* _What the task requires_: Set down the whole listing verbatim.

* Begin Supplied data *

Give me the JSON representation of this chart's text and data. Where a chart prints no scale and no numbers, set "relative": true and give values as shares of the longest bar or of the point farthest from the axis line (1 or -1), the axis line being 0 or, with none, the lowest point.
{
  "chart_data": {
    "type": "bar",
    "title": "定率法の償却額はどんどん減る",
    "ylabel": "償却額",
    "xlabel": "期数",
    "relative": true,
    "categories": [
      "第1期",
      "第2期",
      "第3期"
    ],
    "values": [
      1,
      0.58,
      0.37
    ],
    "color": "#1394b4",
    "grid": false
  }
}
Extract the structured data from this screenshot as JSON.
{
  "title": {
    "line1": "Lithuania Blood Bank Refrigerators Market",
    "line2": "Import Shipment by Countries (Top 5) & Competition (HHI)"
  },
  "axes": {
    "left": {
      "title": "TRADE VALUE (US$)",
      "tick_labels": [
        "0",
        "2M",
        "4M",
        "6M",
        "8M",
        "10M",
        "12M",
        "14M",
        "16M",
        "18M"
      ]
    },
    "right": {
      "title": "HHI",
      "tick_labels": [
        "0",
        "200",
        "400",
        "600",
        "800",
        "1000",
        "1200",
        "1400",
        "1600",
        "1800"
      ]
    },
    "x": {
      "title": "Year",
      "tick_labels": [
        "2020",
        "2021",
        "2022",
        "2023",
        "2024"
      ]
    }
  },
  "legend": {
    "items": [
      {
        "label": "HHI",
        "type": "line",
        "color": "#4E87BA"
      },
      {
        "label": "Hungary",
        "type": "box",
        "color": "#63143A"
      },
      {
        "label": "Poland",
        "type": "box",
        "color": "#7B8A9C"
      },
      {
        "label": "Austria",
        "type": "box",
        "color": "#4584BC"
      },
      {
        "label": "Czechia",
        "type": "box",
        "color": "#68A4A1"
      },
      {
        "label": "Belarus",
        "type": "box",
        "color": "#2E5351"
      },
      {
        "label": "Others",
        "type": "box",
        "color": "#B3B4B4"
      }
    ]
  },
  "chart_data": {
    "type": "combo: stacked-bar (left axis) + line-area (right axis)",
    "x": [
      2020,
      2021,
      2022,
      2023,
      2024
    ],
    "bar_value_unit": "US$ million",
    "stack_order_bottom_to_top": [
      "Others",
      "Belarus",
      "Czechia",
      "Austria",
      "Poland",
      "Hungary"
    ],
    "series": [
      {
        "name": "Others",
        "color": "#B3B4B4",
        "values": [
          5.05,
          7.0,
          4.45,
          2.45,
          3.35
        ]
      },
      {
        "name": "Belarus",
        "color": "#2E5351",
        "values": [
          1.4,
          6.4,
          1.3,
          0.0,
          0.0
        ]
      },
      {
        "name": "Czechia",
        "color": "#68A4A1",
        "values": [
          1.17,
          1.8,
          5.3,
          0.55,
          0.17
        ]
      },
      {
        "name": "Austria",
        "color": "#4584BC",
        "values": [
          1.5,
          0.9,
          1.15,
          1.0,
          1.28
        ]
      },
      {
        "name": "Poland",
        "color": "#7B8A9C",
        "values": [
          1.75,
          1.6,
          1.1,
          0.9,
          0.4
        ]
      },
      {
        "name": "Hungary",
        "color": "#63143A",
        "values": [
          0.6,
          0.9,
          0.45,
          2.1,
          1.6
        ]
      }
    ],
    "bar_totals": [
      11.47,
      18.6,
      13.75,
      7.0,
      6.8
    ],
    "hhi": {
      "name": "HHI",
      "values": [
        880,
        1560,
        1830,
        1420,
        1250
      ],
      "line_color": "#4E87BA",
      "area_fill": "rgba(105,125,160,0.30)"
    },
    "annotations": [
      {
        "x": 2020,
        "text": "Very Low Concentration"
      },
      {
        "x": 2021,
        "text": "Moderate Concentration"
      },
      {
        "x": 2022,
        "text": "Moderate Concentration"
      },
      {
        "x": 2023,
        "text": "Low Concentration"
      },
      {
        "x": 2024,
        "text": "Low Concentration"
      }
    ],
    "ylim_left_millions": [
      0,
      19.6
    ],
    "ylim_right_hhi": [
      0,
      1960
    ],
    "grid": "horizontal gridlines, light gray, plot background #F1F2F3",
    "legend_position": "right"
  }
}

* End Supplied data *

* _Task response_:
Give me the JSON representation of this chart's text and data. Where a chart prints no scale and no numbers, set "relative": true and give values as shares of the longest bar or of the point farthest from the axis line (1 or -1), the axis line being 0 or, with none, the lowest point.
{
  "chart_data": {
    "type": "bar",
    "title": "定率法の償却額はどんどん減る",
    "ylabel": "償却額",
    "xlabel": "期数",
    "relative": true,
    "categories": [
      "第1期",
      "第2期",
      "第3期"
    ],
    "values": [
      1,
      0.58,
      0.37
    ],
    "color": "#1394b4",
    "grid": false
  }
}
Extract the structured data from this screenshot as JSON.
{
  "title": {
    "line1": "Lithuania Blood Bank Refrigerators Market",
    "line2": "Import Shipment by Countries (Top 5) & Competition (HHI)"
  },
  "axes": {
    "left": {
      "title": "TRADE VALUE (US$)",
      "tick_labels": [
        "0",
        "2M",
        "4M",
        "6M",
        "8M",
        "10M",
        "12M",
        "14M",
        "16M",
        "18M"
      ]
    },
    "right": {
      "title": "HHI",
      "tick_labels": [
        "0",
        "200",
        "400",
        "600",
        "800",
        "1000",
        "1200",
        "1400",
        "1600",
        "1800"
      ]
    },
    "x": {
      "title": "Year",
      "tick_labels": [
        "2020",
        "2021",
        "2022",
        "2023",
        "2024"
      ]
    }
  },
  "legend": {
    "items": [
      {
        "label": "HHI",
        "type": "line",
        "color": "#4E87BA"
      },
      {
        "label": "Hungary",
        "type": "box",
        "color": "#63143A"
      },
      {
        "label": "Poland",
        "type": "box",
        "color": "#7B8A9C"
      },
      {
        "label": "Austria",
        "type": "box",
        "color": "#4584BC"
      },
      {
        "label": "Czechia",
        "type": "box",
        "color": "#68A4A1"
      },
      {
        "label": "Belarus",
        "type": "box",
        "color": "#2E5351"
      },
      {
        "label": "Others",
        "type": "box",
        "color": "#B3B4B4"
      }
    ]
  },
  "chart_data": {
    "type": "combo: stacked-bar (left axis) + line-area (right axis)",
    "x": [
      2020,
      2021,
      2022,
      2023,
      2024
    ],
    "bar_value_unit": "US$ million",
    "stack_order_bottom_to_top": [
      "Others",
      "Belarus",
      "Czechia",
      "Austria",
      "Poland",
      "Hungary"
    ],
    "series": [
      {
        "name": "Others",
        "color": "#B3B4B4",
        "values": [
          5.05,
          7.0,
          4.45,
          2.45,
          3.35
        ]
      },
      {
        "name": "Belarus",
        "color": "#2E5351",
        "values": [
          1.4,
          6.4,
          1.3,
          0.0,
          0.0
        ]
      },
      {
        "name": "Czechia",
        "color": "#68A4A1",
        "values": [
          1.17,
          1.8,
          5.3,
          0.55,
          0.17
        ]
      },
      {
        "name": "Austria",
        "color": "#4584BC",
        "values": [
          1.5,
          0.9,
          1.15,
          1.0,
          1.28
        ]
      },
      {
        "name": "Poland",
        "color": "#7B8A9C",
        "values": [
          1.75,
          1.6,
          1.1,
          0.9,
          0.4
        ]
      },
      {
        "name": "Hungary",
        "color": "#63143A",
        "values": [
          0.6,
          0.9,
          0.45,
          2.1,
          1.6
        ]
      }
    ],
    "bar_totals": [
      11.47,
      18.6,
      13.75,
      7.0,
      6.8
    ],
    "hhi": {
      "name": "HHI",
      "values": [
        880,
        1560,
        1830,
        1420,
        1250
      ],
      "line_color": "#4E87BA",
      "area_fill": "rgba(105,125,160,0.30)"
    },
    "annotations": [
      {
        "x": 2020,
        "text": "Very Low Concentration"
      },
      {
        "x": 2021,
        "text": "Moderate Concentration"
      },
      {
        "x": 2022,
        "text": "Moderate Concentration"
      },
      {
        "x": 2023,
        "text": "Low Concentration"
      },
      {
        "x": 2024,
        "text": "Low Concentration"
      }
    ],
    "ylim_left_millions": [
      0,
      19.6
    ],
    "ylim_right_hhi": [
      0,
      1960
    ],
    "grid": "horizontal gridlines, light gray, plot background #F1F2F3",
    "legend_position": "right"
  }
}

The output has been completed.